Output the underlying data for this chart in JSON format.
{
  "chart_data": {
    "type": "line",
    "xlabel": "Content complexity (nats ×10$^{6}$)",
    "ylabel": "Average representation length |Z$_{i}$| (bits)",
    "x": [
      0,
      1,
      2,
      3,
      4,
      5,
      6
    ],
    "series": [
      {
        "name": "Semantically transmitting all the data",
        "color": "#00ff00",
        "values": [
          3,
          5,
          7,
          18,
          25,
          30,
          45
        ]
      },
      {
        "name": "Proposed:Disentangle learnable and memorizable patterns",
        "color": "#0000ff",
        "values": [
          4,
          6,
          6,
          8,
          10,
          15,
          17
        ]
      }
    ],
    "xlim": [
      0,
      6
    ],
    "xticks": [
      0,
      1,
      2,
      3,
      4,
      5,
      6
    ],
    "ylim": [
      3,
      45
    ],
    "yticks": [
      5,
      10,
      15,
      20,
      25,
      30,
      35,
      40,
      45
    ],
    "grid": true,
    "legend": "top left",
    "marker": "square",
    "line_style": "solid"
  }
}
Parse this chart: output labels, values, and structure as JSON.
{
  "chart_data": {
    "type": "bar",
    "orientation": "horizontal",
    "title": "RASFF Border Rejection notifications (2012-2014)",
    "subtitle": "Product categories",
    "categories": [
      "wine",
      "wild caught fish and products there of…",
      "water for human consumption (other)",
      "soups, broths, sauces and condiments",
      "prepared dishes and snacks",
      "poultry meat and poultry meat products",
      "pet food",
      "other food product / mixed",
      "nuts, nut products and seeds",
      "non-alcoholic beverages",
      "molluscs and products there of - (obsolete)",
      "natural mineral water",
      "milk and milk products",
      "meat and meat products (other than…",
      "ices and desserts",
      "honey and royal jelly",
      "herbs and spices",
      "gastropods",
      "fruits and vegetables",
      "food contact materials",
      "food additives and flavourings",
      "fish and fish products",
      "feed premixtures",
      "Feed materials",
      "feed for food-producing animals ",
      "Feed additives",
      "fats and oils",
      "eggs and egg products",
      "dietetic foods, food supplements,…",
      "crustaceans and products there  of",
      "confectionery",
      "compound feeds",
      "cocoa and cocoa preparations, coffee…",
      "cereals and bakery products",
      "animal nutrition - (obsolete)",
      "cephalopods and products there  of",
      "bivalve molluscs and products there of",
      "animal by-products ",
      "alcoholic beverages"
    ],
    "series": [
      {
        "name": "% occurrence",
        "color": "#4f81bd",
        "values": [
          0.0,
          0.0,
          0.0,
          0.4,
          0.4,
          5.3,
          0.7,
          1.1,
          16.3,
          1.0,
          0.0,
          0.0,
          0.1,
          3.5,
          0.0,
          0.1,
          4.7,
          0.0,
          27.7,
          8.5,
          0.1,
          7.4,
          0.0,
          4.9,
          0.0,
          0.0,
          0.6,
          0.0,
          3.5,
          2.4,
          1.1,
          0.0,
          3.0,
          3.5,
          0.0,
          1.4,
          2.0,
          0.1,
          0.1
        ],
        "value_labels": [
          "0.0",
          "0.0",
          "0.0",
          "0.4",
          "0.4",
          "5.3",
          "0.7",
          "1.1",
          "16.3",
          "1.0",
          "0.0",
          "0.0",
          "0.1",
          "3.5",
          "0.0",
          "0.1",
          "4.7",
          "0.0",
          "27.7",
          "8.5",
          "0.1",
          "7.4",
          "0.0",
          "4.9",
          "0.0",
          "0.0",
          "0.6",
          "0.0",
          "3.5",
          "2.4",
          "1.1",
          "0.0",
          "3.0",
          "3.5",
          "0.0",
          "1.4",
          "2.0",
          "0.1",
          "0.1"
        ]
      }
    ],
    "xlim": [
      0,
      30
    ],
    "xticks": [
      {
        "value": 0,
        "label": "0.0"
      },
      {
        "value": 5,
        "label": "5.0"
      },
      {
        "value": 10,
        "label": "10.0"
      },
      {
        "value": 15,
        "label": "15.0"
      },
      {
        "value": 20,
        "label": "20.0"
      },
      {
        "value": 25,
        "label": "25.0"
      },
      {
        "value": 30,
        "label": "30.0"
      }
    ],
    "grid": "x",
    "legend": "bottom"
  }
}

----------------------------------------

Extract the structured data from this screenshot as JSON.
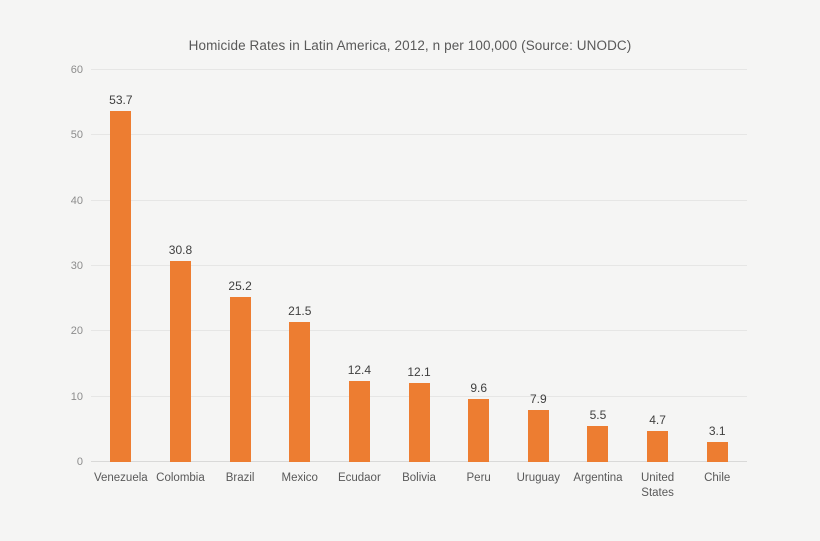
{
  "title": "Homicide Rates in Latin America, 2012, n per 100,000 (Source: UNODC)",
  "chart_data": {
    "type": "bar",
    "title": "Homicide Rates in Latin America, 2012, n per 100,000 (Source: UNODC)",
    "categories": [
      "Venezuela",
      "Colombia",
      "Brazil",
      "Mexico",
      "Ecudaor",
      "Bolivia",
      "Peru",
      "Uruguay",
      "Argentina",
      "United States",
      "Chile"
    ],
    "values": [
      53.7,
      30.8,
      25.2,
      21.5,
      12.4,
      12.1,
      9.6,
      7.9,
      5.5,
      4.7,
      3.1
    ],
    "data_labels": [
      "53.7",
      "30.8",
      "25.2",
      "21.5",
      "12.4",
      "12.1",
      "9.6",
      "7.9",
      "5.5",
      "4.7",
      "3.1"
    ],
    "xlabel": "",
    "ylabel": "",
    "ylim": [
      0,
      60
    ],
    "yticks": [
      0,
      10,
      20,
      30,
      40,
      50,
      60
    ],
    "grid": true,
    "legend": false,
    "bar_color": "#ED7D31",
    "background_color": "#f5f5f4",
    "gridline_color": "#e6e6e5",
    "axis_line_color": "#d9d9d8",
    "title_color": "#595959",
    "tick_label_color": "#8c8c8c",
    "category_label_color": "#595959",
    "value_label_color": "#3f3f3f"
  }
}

----------------------------------------

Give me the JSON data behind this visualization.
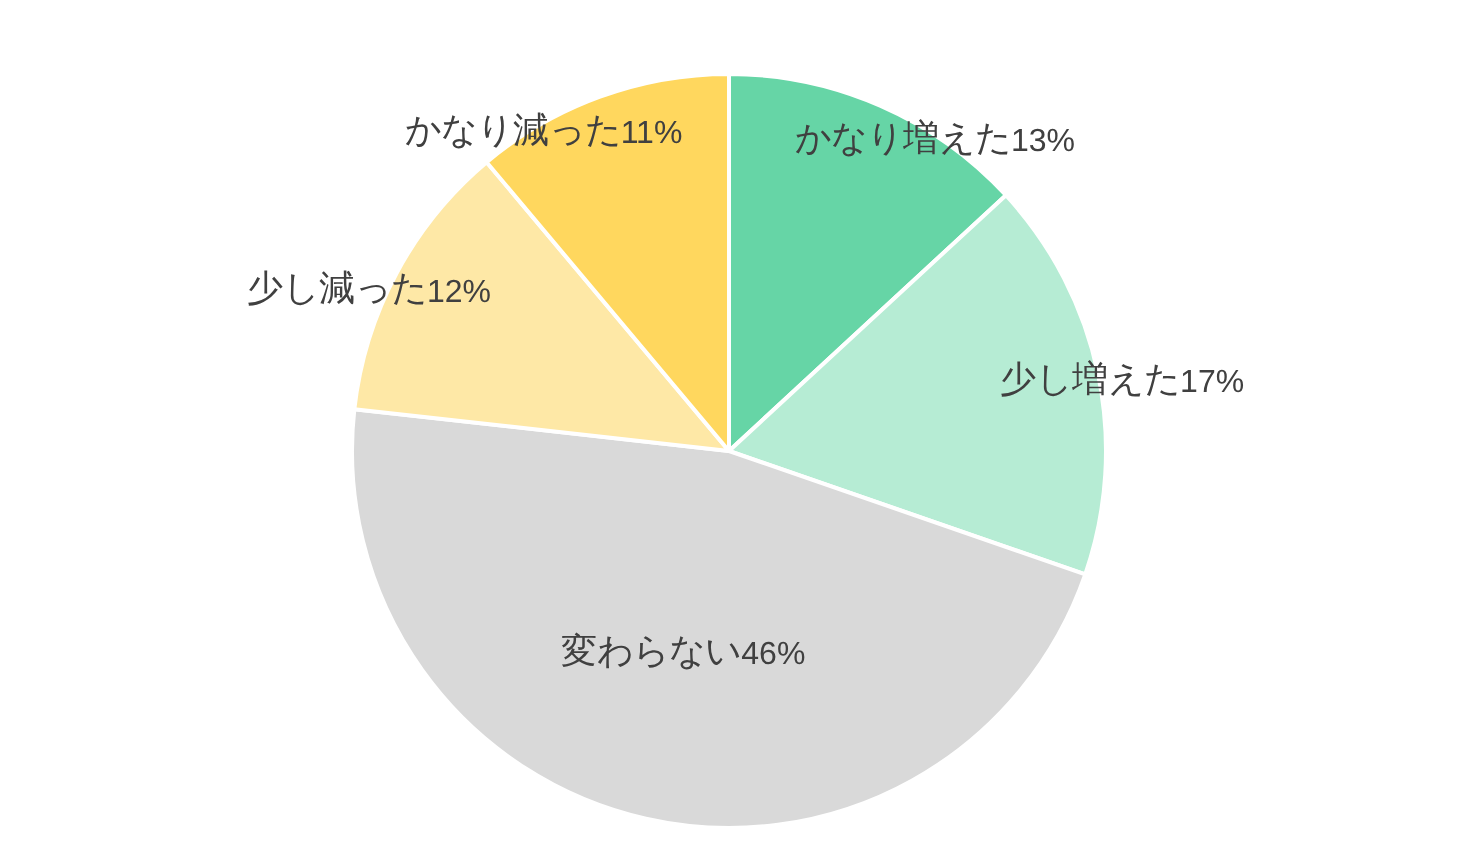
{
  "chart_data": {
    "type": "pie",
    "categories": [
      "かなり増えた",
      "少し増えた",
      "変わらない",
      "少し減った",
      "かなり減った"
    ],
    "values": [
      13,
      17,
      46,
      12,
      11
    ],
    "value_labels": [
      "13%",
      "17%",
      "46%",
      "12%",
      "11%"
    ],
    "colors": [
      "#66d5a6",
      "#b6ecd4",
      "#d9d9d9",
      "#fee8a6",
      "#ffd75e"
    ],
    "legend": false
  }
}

----------------------------------------

SET TASK:
Copy each line from the data above that includes "Latin".

COMPLETED TASK:
  "title": "Homicide Rates in Latin America, 2012, n per 100,000 (Source: UNODC)",
    "title": "Homicide Rates in Latin America, 2012, n per 100,000 (Source: UNODC)",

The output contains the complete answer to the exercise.